Send back the entries below exactly as they appear.

/---

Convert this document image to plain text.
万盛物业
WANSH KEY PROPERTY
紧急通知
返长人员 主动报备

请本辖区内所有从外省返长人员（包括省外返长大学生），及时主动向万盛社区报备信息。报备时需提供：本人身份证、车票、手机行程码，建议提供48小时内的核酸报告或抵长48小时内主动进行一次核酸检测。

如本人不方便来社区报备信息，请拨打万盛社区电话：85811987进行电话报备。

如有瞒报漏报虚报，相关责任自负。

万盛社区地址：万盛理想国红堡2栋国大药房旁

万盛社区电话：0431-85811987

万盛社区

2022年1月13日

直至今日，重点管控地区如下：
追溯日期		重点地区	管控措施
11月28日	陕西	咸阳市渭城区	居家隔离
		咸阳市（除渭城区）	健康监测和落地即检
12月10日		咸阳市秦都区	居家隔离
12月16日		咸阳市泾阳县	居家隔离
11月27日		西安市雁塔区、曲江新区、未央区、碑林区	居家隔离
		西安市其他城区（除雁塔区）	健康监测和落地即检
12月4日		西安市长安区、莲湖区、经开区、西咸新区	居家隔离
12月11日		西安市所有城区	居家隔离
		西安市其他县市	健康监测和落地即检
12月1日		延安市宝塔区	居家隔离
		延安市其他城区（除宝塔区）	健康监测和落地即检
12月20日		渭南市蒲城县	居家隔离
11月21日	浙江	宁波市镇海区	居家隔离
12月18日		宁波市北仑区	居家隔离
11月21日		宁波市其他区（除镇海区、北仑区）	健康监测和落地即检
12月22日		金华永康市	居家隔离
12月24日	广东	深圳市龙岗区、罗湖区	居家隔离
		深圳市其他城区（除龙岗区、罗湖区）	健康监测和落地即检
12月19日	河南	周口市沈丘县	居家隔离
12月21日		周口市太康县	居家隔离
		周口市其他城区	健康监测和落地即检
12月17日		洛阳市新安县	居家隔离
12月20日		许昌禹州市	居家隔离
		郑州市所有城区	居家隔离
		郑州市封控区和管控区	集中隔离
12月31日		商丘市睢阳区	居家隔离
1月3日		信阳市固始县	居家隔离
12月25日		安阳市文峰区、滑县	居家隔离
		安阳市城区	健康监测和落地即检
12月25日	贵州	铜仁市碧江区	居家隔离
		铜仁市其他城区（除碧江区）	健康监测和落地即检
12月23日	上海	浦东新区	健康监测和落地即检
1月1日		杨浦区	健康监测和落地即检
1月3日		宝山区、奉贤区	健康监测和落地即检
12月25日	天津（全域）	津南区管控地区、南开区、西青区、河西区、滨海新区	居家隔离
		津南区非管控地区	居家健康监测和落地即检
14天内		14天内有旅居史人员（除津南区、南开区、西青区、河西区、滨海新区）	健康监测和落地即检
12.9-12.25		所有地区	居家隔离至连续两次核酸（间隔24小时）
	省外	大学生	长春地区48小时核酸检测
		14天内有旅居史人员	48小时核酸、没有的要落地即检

\---

§ **Solution below**
Convert this document image to plain text.
万盛物业
WANSH KEY PROPERTY
紧急通知
返长人员 主动报备

请本辖区内所有从外省返长人员（包括省外返长大学生），及时主动向万盛社区报备信息。报备时需提供：本人身份证、车票、手机行程码，建议提供48小时内的核酸报告或抵长48小时内主动进行一次核酸检测。

如本人不方便来社区报备信息，请拨打万盛社区电话：85811987进行电话报备。

如有瞒报漏报虚报，相关责任自负。

万盛社区地址：万盛理想国红堡2栋国大药房旁

万盛社区电话：0431-85811987

万盛社区

2022年1月13日

直至今日，重点管控地区如下：
追溯日期		重点地区	管控措施
11月28日	陕西	咸阳市渭城区	居家隔离
		咸阳市（除渭城区）	健康监测和落地即检
12月10日		咸阳市秦都区	居家隔离
12月16日		咸阳市泾阳县	居家隔离
11月27日		西安市雁塔区、曲江新区、未央区、碑林区	居家隔离
		西安市其他城区（除雁塔区）	健康监测和落地即检
12月4日		西安市长安区、莲湖区、经开区、西咸新区	居家隔离
12月11日		西安市所有城区	居家隔离
		西安市其他县市	健康监测和落地即检
12月1日		延安市宝塔区	居家隔离
		延安市其他城区（除宝塔区）	健康监测和落地即检
12月20日		渭南市蒲城县	居家隔离
11月21日	浙江	宁波市镇海区	居家隔离
12月18日		宁波市北仑区	居家隔离
11月21日		宁波市其他区（除镇海区、北仑区）	健康监测和落地即检
12月22日		金华永康市	居家隔离
12月24日	广东	深圳市龙岗区、罗湖区	居家隔离
		深圳市其他城区（除龙岗区、罗湖区）	健康监测和落地即检
12月19日	河南	周口市沈丘县	居家隔离
12月21日		周口市太康县	居家隔离
		周口市其他城区	健康监测和落地即检
12月17日		洛阳市新安县	居家隔离
12月20日		许昌禹州市	居家隔离
		郑州市所有城区	居家隔离
		郑州市封控区和管控区	集中隔离
12月31日		商丘市睢阳区	居家隔离
1月3日		信阳市固始县	居家隔离
12月25日		安阳市文峰区、滑县	居家隔离
		安阳市城区	健康监测和落地即检
12月25日	贵州	铜仁市碧江区	居家隔离
		铜仁市其他城区（除碧江区）	健康监测和落地即检
12月23日	上海	浦东新区	健康监测和落地即检
1月1日		杨浦区	健康监测和落地即检
1月3日		宝山区、奉贤区	健康监测和落地即检
12月25日	天津（全域）	津南区管控地区、南开区、西青区、河西区、滨海新区	居家隔离
		津南区非管控地区	居家健康监测和落地即检
14天内		14天内有旅居史人员（除津南区、南开区、西青区、河西区、滨海新区）	健康监测和落地即检
12.9-12.25		所有地区	居家隔离至连续两次核酸（间隔24小时）
	省外	大学生	长春地区48小时核酸检测
		14天内有旅居史人员	48小时核酸、没有的要落地即检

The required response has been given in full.